** Begin EXERCISE MATERIAL **

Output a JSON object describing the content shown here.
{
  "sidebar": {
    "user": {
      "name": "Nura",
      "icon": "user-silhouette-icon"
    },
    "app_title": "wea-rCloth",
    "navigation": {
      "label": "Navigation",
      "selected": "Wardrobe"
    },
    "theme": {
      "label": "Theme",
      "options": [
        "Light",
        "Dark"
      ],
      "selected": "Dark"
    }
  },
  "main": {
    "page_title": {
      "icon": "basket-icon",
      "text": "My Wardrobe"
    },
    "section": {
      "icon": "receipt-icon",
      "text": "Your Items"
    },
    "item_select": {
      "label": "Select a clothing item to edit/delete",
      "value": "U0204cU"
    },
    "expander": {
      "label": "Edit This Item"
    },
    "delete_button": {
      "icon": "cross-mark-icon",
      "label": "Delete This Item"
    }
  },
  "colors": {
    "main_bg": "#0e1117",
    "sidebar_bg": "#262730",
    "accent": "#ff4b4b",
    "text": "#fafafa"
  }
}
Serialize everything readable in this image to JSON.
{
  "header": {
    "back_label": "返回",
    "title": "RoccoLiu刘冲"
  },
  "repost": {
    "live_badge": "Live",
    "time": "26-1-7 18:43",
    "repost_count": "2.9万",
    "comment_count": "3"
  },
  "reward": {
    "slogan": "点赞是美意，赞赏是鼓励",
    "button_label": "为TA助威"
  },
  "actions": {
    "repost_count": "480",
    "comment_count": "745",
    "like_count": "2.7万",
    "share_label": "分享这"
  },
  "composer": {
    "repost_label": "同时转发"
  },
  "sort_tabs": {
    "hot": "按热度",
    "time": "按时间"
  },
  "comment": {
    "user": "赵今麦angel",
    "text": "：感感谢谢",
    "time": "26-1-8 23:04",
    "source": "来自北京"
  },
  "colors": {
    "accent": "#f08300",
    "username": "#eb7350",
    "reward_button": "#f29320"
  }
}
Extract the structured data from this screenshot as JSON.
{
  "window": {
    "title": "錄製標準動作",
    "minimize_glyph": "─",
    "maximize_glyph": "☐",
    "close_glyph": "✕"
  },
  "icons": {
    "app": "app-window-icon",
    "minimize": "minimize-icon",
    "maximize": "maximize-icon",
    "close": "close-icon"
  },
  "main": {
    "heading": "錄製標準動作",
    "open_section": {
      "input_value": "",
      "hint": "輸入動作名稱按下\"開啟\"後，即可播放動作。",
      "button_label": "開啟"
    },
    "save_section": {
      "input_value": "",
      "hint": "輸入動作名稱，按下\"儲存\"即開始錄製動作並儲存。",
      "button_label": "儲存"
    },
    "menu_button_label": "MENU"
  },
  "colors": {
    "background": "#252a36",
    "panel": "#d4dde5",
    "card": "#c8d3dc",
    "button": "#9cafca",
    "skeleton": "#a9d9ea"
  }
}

** End EXERCISE MATERIAL **

* _WHAT YOU NEED TO DO_:
Print again each line of the listing above, exactly as it appears.

* _SOLUTION FOR THIS TASK_:
Output a JSON object describing the content shown here.
{
  "sidebar": {
    "user": {
      "name": "Nura",
      "icon": "user-silhouette-icon"
    },
    "app_title": "wea-rCloth",
    "navigation": {
      "label": "Navigation",
      "selected": "Wardrobe"
    },
    "theme": {
      "label": "Theme",
      "options": [
        "Light",
        "Dark"
      ],
      "selected": "Dark"
    }
  },
  "main": {
    "page_title": {
      "icon": "basket-icon",
      "text": "My Wardrobe"
    },
    "section": {
      "icon": "receipt-icon",
      "text": "Your Items"
    },
    "item_select": {
      "label": "Select a clothing item to edit/delete",
      "value": "U0204cU"
    },
    "expander": {
      "label": "Edit This Item"
    },
    "delete_button": {
      "icon": "cross-mark-icon",
      "label": "Delete This Item"
    }
  },
  "colors": {
    "main_bg": "#0e1117",
    "sidebar_bg": "#262730",
    "accent": "#ff4b4b",
    "text": "#fafafa"
  }
}
Serialize everything readable in this image to JSON.
{
  "header": {
    "back_label": "返回",
    "title": "RoccoLiu刘冲"
  },
  "repost": {
    "live_badge": "Live",
    "time": "26-1-7 18:43",
    "repost_count": "2.9万",
    "comment_count": "3"
  },
  "reward": {
    "slogan": "点赞是美意，赞赏是鼓励",
    "button_label": "为TA助威"
  },
  "actions": {
    "repost_count": "480",
    "comment_count": "745",
    "like_count": "2.7万",
    "share_label": "分享这"
  },
  "composer": {
    "repost_label": "同时转发"
  },
  "sort_tabs": {
    "hot": "按热度",
    "time": "按时间"
  },
  "comment": {
    "user": "赵今麦angel",
    "text": "：感感谢谢",
    "time": "26-1-8 23:04",
    "source": "来自北京"
  },
  "colors": {
    "accent": "#f08300",
    "username": "#eb7350",
    "reward_button": "#f29320"
  }
}
Extract the structured data from this screenshot as JSON.
{
  "window": {
    "title": "錄製標準動作",
    "minimize_glyph": "─",
    "maximize_glyph": "☐",
    "close_glyph": "✕"
  },
  "icons": {
    "app": "app-window-icon",
    "minimize": "minimize-icon",
    "maximize": "maximize-icon",
    "close": "close-icon"
  },
  "main": {
    "heading": "錄製標準動作",
    "open_section": {
      "input_value": "",
      "hint": "輸入動作名稱按下\"開啟\"後，即可播放動作。",
      "button_label": "開啟"
    },
    "save_section": {
      "input_value": "",
      "hint": "輸入動作名稱，按下\"儲存\"即開始錄製動作並儲存。",
      "button_label": "儲存"
    },
    "menu_button_label": "MENU"
  },
  "colors": {
    "background": "#252a36",
    "panel": "#d4dde5",
    "card": "#c8d3dc",
    "button": "#9cafca",
    "skeleton": "#a9d9ea"
  }
}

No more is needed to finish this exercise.